WHAT YOU ARE ASKED TO DO
Omit all images. Transcribe the rest of the material below exactly.

[Extracted records]
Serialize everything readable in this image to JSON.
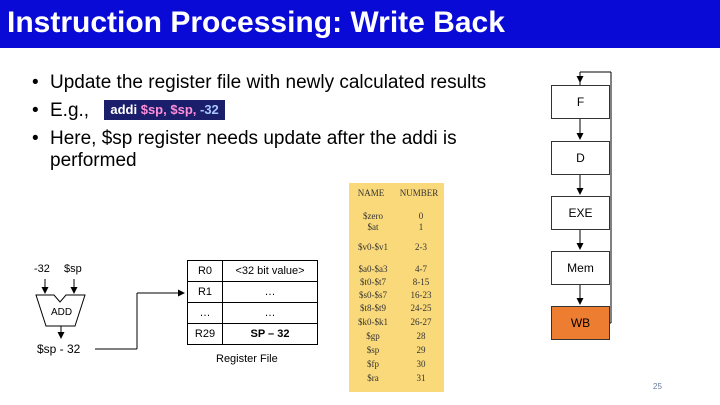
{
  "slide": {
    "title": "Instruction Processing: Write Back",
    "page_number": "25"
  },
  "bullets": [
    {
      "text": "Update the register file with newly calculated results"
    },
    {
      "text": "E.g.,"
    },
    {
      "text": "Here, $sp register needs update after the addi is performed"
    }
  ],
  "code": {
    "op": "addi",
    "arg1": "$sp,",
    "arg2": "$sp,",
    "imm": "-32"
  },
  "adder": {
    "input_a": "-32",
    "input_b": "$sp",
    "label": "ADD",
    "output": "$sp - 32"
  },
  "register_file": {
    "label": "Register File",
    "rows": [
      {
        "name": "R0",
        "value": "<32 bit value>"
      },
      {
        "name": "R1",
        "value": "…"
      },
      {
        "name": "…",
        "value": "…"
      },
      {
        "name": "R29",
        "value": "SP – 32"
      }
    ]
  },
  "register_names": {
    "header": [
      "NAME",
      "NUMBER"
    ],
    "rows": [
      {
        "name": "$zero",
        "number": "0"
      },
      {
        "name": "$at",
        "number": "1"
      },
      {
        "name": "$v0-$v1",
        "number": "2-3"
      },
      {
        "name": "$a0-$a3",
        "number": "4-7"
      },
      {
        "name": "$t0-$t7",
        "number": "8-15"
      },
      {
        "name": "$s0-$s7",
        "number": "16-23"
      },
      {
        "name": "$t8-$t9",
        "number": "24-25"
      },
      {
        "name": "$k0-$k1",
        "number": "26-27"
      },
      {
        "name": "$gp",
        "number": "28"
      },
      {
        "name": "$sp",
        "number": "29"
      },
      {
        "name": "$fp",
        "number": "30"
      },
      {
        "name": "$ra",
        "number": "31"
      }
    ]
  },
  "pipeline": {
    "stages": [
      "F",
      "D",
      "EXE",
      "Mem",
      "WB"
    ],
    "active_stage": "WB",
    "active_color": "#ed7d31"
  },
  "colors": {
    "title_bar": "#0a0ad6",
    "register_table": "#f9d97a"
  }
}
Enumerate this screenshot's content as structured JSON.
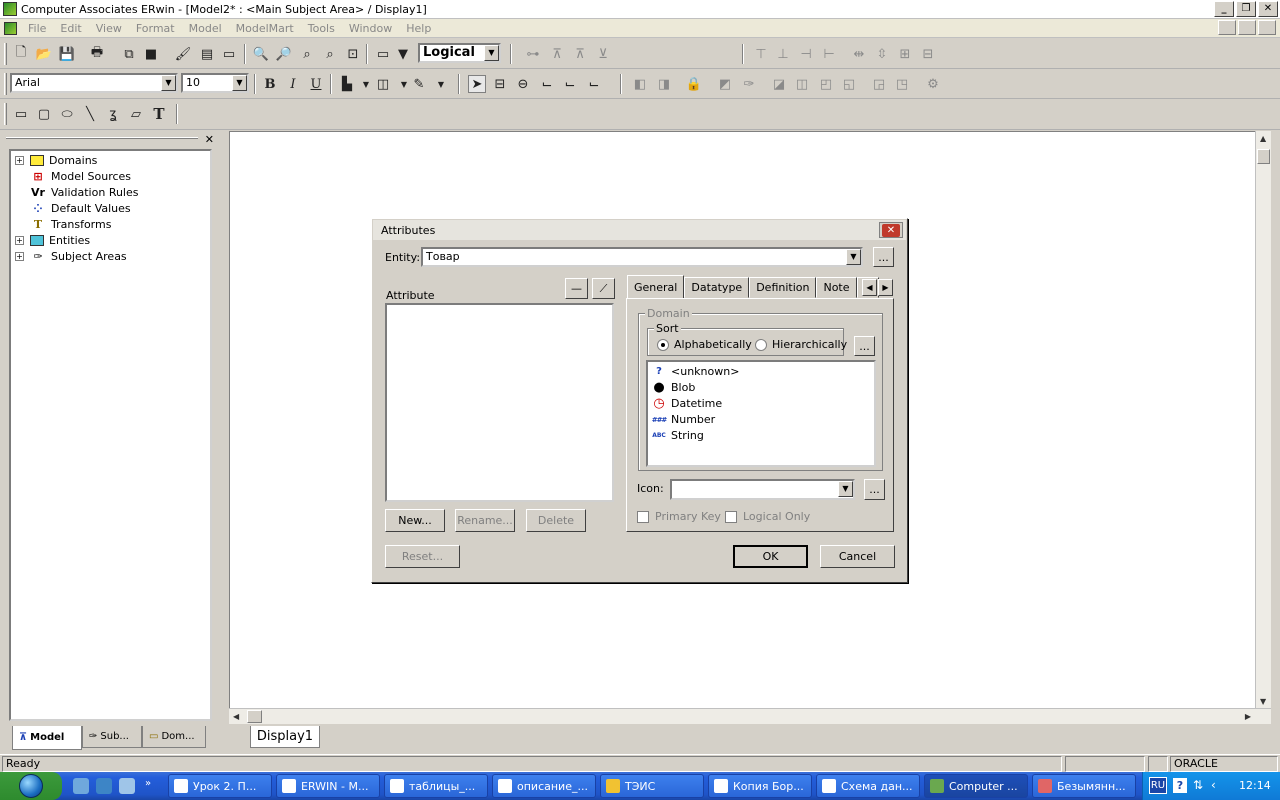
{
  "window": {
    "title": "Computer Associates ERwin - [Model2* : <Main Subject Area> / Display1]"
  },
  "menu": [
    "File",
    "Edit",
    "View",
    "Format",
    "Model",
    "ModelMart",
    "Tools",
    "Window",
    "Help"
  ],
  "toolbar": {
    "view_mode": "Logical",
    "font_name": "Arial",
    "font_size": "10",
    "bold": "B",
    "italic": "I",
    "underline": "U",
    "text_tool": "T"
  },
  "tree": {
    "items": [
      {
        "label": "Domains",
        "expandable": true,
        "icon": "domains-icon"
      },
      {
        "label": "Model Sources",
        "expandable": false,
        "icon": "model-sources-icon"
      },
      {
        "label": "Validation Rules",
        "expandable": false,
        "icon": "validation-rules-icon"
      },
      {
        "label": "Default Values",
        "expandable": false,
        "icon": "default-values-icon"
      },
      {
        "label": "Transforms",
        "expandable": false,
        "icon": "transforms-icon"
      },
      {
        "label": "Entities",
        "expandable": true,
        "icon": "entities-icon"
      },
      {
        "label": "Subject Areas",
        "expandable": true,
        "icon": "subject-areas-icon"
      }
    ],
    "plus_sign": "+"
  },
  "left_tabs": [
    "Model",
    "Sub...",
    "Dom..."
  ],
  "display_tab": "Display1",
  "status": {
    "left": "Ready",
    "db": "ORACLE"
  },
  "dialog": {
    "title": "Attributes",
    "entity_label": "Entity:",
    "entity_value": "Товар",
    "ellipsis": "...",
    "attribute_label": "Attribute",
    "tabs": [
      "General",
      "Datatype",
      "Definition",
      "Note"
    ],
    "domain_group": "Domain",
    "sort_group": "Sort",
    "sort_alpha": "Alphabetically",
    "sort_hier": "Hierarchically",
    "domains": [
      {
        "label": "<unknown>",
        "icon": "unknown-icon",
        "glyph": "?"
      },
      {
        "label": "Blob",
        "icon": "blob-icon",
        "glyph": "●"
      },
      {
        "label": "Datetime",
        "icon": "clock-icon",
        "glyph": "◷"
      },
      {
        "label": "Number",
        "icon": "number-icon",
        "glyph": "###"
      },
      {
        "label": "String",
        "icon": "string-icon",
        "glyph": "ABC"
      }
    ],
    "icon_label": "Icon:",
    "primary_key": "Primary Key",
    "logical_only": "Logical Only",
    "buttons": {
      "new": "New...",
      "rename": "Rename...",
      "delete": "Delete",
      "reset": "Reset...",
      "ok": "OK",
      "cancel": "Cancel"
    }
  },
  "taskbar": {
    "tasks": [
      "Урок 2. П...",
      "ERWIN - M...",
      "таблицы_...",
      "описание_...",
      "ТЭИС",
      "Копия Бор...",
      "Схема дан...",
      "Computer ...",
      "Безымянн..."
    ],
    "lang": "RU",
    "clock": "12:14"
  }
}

FULL RESPONSE
Serialize everything readable in this image to JSON.
{
  "slide": {
    "title": "Instruction Processing: Write Back",
    "page_number": "25"
  },
  "bullets": [
    {
      "text": "Update the register file with newly calculated results"
    },
    {
      "text": "E.g.,"
    },
    {
      "text": "Here, $sp register needs update after the addi is performed"
    }
  ],
  "code": {
    "op": "addi",
    "arg1": "$sp,",
    "arg2": "$sp,",
    "imm": "-32"
  },
  "adder": {
    "input_a": "-32",
    "input_b": "$sp",
    "label": "ADD",
    "output": "$sp - 32"
  },
  "register_file": {
    "label": "Register File",
    "rows": [
      {
        "name": "R0",
        "value": "<32 bit value>"
      },
      {
        "name": "R1",
        "value": "…"
      },
      {
        "name": "…",
        "value": "…"
      },
      {
        "name": "R29",
        "value": "SP – 32"
      }
    ]
  },
  "register_names": {
    "header": [
      "NAME",
      "NUMBER"
    ],
    "rows": [
      {
        "name": "$zero",
        "number": "0"
      },
      {
        "name": "$at",
        "number": "1"
      },
      {
        "name": "$v0-$v1",
        "number": "2-3"
      },
      {
        "name": "$a0-$a3",
        "number": "4-7"
      },
      {
        "name": "$t0-$t7",
        "number": "8-15"
      },
      {
        "name": "$s0-$s7",
        "number": "16-23"
      },
      {
        "name": "$t8-$t9",
        "number": "24-25"
      },
      {
        "name": "$k0-$k1",
        "number": "26-27"
      },
      {
        "name": "$gp",
        "number": "28"
      },
      {
        "name": "$sp",
        "number": "29"
      },
      {
        "name": "$fp",
        "number": "30"
      },
      {
        "name": "$ra",
        "number": "31"
      }
    ]
  },
  "pipeline": {
    "stages": [
      "F",
      "D",
      "EXE",
      "Mem",
      "WB"
    ],
    "active_stage": "WB",
    "active_color": "#ed7d31"
  },
  "colors": {
    "title_bar": "#0a0ad6",
    "register_table": "#f9d97a"
  }
}
Enumerate this screenshot's content as structured JSON.
{
  "window": {
    "title": "Computer Associates ERwin - [Model2* : <Main Subject Area> / Display1]"
  },
  "menu": [
    "File",
    "Edit",
    "View",
    "Format",
    "Model",
    "ModelMart",
    "Tools",
    "Window",
    "Help"
  ],
  "toolbar": {
    "view_mode": "Logical",
    "font_name": "Arial",
    "font_size": "10",
    "bold": "B",
    "italic": "I",
    "underline": "U",
    "text_tool": "T"
  },
  "tree": {
    "items": [
      {
        "label": "Domains",
        "expandable": true,
        "icon": "domains-icon"
      },
      {
        "label": "Model Sources",
        "expandable": false,
        "icon": "model-sources-icon"
      },
      {
        "label": "Validation Rules",
        "expandable": false,
        "icon": "validation-rules-icon"
      },
      {
        "label": "Default Values",
        "expandable": false,
        "icon": "default-values-icon"
      },
      {
        "label": "Transforms",
        "expandable": false,
        "icon": "transforms-icon"
      },
      {
        "label": "Entities",
        "expandable": true,
        "icon": "entities-icon"
      },
      {
        "label": "Subject Areas",
        "expandable": true,
        "icon": "subject-areas-icon"
      }
    ],
    "plus_sign": "+"
  },
  "left_tabs": [
    "Model",
    "Sub...",
    "Dom..."
  ],
  "display_tab": "Display1",
  "status": {
    "left": "Ready",
    "db": "ORACLE"
  },
  "dialog": {
    "title": "Attributes",
    "entity_label": "Entity:",
    "entity_value": "Товар",
    "ellipsis": "...",
    "attribute_label": "Attribute",
    "tabs": [
      "General",
      "Datatype",
      "Definition",
      "Note"
    ],
    "domain_group": "Domain",
    "sort_group": "Sort",
    "sort_alpha": "Alphabetically",
    "sort_hier": "Hierarchically",
    "domains": [
      {
        "label": "<unknown>",
        "icon": "unknown-icon",
        "glyph": "?"
      },
      {
        "label": "Blob",
        "icon": "blob-icon",
        "glyph": "●"
      },
      {
        "label": "Datetime",
        "icon": "clock-icon",
        "glyph": "◷"
      },
      {
        "label": "Number",
        "icon": "number-icon",
        "glyph": "###"
      },
      {
        "label": "String",
        "icon": "string-icon",
        "glyph": "ABC"
      }
    ],
    "icon_label": "Icon:",
    "primary_key": "Primary Key",
    "logical_only": "Logical Only",
    "buttons": {
      "new": "New...",
      "rename": "Rename...",
      "delete": "Delete",
      "reset": "Reset...",
      "ok": "OK",
      "cancel": "Cancel"
    }
  },
  "taskbar": {
    "tasks": [
      "Урок 2. П...",
      "ERWIN - M...",
      "таблицы_...",
      "описание_...",
      "ТЭИС",
      "Копия Бор...",
      "Схема дан...",
      "Computer ...",
      "Безымянн..."
    ],
    "lang": "RU",
    "clock": "12:14"
  }
}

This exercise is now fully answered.